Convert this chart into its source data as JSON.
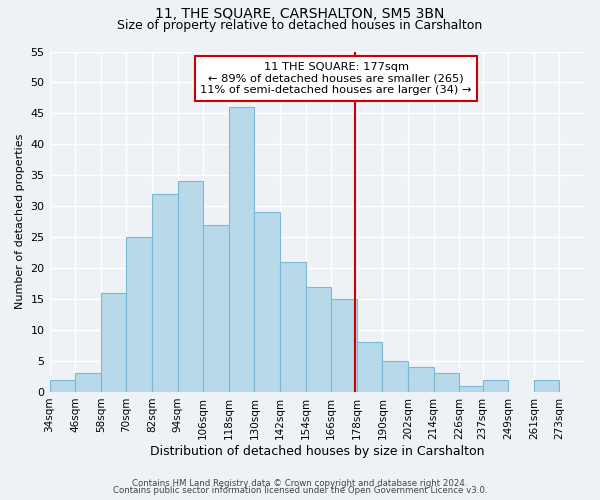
{
  "title": "11, THE SQUARE, CARSHALTON, SM5 3BN",
  "subtitle": "Size of property relative to detached houses in Carshalton",
  "xlabel": "Distribution of detached houses by size in Carshalton",
  "ylabel": "Number of detached properties",
  "bin_labels": [
    "34sqm",
    "46sqm",
    "58sqm",
    "70sqm",
    "82sqm",
    "94sqm",
    "106sqm",
    "118sqm",
    "130sqm",
    "142sqm",
    "154sqm",
    "166sqm",
    "178sqm",
    "190sqm",
    "202sqm",
    "214sqm",
    "226sqm",
    "237sqm",
    "249sqm",
    "261sqm",
    "273sqm"
  ],
  "bin_edges": [
    34,
    46,
    58,
    70,
    82,
    94,
    106,
    118,
    130,
    142,
    154,
    166,
    178,
    190,
    202,
    214,
    226,
    237,
    249,
    261,
    273,
    285
  ],
  "bar_heights": [
    2,
    3,
    16,
    25,
    32,
    34,
    27,
    46,
    29,
    21,
    17,
    15,
    8,
    5,
    4,
    3,
    1,
    2,
    0,
    2,
    0
  ],
  "bar_color": "#b8d9ea",
  "bar_edge_color": "#7ab8d4",
  "property_line_x": 177,
  "property_line_color": "#cc0000",
  "ylim": [
    0,
    55
  ],
  "yticks": [
    0,
    5,
    10,
    15,
    20,
    25,
    30,
    35,
    40,
    45,
    50,
    55
  ],
  "annotation_title": "11 THE SQUARE: 177sqm",
  "annotation_line1": "← 89% of detached houses are smaller (265)",
  "annotation_line2": "11% of semi-detached houses are larger (34) →",
  "annotation_box_color": "#ffffff",
  "annotation_box_edge": "#cc0000",
  "footer1": "Contains HM Land Registry data © Crown copyright and database right 2024.",
  "footer2": "Contains public sector information licensed under the Open Government Licence v3.0.",
  "background_color": "#eef2f7",
  "grid_color": "#ffffff",
  "title_fontsize": 10,
  "subtitle_fontsize": 9
}
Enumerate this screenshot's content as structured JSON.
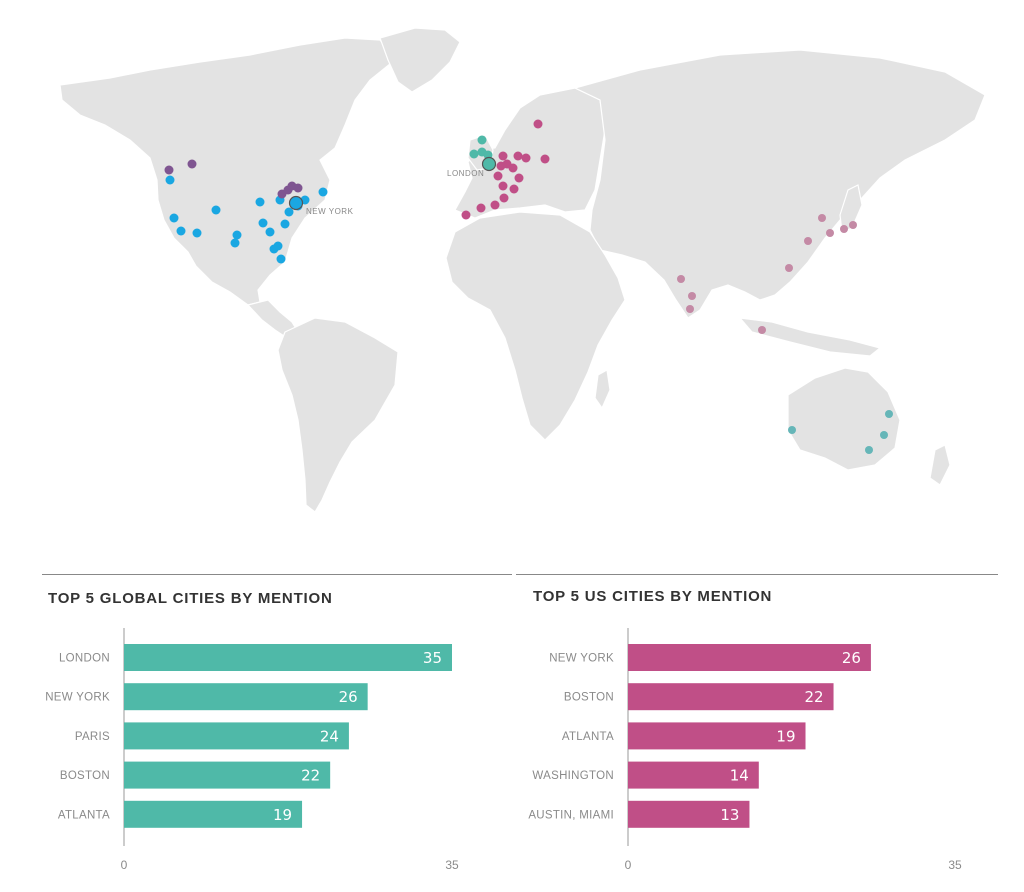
{
  "colors": {
    "land": "#e3e3e3",
    "teal": "#4fb9a8",
    "magenta": "#c04f87",
    "purple": "#7f5591",
    "blue": "#1aa7e2",
    "pink_dot": "#c48aa5",
    "teal_dot": "#66b6b8",
    "axis": "#999999"
  },
  "map": {
    "labels": {
      "london": "LONDON",
      "new_york": "NEW YORK"
    }
  },
  "chart_data": [
    {
      "type": "bar",
      "orientation": "horizontal",
      "title": "TOP 5 GLOBAL CITIES BY MENTION",
      "categories": [
        "LONDON",
        "NEW YORK",
        "PARIS",
        "BOSTON",
        "ATLANTA"
      ],
      "values": [
        35,
        26,
        24,
        22,
        19
      ],
      "xlim": [
        0,
        35
      ],
      "ticks": [
        0,
        35
      ],
      "color": "#4fb9a8",
      "grid": false
    },
    {
      "type": "bar",
      "orientation": "horizontal",
      "title": "TOP 5 US CITIES BY MENTION",
      "categories": [
        "NEW YORK",
        "BOSTON",
        "ATLANTA",
        "WASHINGTON",
        "AUSTIN, MIAMI"
      ],
      "values": [
        26,
        22,
        19,
        14,
        13
      ],
      "xlim": [
        0,
        35
      ],
      "ticks": [
        0,
        35
      ],
      "color": "#c04f87",
      "grid": false
    }
  ]
}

> **Task**: Write the listing out a second time exactly, dropping all images.

> **Correct output**:
Convert this chart into its source data as JSON.
{
  "title": "11, THE SQUARE, CARSHALTON, SM5 3BN",
  "subtitle": "Size of property relative to detached houses in Carshalton",
  "xlabel": "Distribution of detached houses by size in Carshalton",
  "ylabel": "Number of detached properties",
  "bin_labels": [
    "34sqm",
    "46sqm",
    "58sqm",
    "70sqm",
    "82sqm",
    "94sqm",
    "106sqm",
    "118sqm",
    "130sqm",
    "142sqm",
    "154sqm",
    "166sqm",
    "178sqm",
    "190sqm",
    "202sqm",
    "214sqm",
    "226sqm",
    "237sqm",
    "249sqm",
    "261sqm",
    "273sqm"
  ],
  "bin_edges": [
    34,
    46,
    58,
    70,
    82,
    94,
    106,
    118,
    130,
    142,
    154,
    166,
    178,
    190,
    202,
    214,
    226,
    237,
    249,
    261,
    273,
    285
  ],
  "bar_heights": [
    2,
    3,
    16,
    25,
    32,
    34,
    27,
    46,
    29,
    21,
    17,
    15,
    8,
    5,
    4,
    3,
    1,
    2,
    0,
    2,
    0
  ],
  "bar_color": "#b8d9ea",
  "bar_edge_color": "#7ab8d4",
  "property_line_x": 177,
  "property_line_color": "#cc0000",
  "ylim": [
    0,
    55
  ],
  "yticks": [
    0,
    5,
    10,
    15,
    20,
    25,
    30,
    35,
    40,
    45,
    50,
    55
  ],
  "annotation_title": "11 THE SQUARE: 177sqm",
  "annotation_line1": "← 89% of detached houses are smaller (265)",
  "annotation_line2": "11% of semi-detached houses are larger (34) →",
  "annotation_box_color": "#ffffff",
  "annotation_box_edge": "#cc0000",
  "footer1": "Contains HM Land Registry data © Crown copyright and database right 2024.",
  "footer2": "Contains public sector information licensed under the Open Government Licence v3.0.",
  "background_color": "#eef2f7",
  "grid_color": "#ffffff",
  "title_fontsize": 10,
  "subtitle_fontsize": 9
}
Enumerate this screenshot's content as structured JSON.
{
  "colors": {
    "land": "#e3e3e3",
    "teal": "#4fb9a8",
    "magenta": "#c04f87",
    "purple": "#7f5591",
    "blue": "#1aa7e2",
    "pink_dot": "#c48aa5",
    "teal_dot": "#66b6b8",
    "axis": "#999999"
  },
  "map": {
    "labels": {
      "london": "LONDON",
      "new_york": "NEW YORK"
    }
  },
  "chart_data": [
    {
      "type": "bar",
      "orientation": "horizontal",
      "title": "TOP 5 GLOBAL CITIES BY MENTION",
      "categories": [
        "LONDON",
        "NEW YORK",
        "PARIS",
        "BOSTON",
        "ATLANTA"
      ],
      "values": [
        35,
        26,
        24,
        22,
        19
      ],
      "xlim": [
        0,
        35
      ],
      "ticks": [
        0,
        35
      ],
      "color": "#4fb9a8",
      "grid": false
    },
    {
      "type": "bar",
      "orientation": "horizontal",
      "title": "TOP 5 US CITIES BY MENTION",
      "categories": [
        "NEW YORK",
        "BOSTON",
        "ATLANTA",
        "WASHINGTON",
        "AUSTIN, MIAMI"
      ],
      "values": [
        26,
        22,
        19,
        14,
        13
      ],
      "xlim": [
        0,
        35
      ],
      "ticks": [
        0,
        35
      ],
      "color": "#c04f87",
      "grid": false
    }
  ]
}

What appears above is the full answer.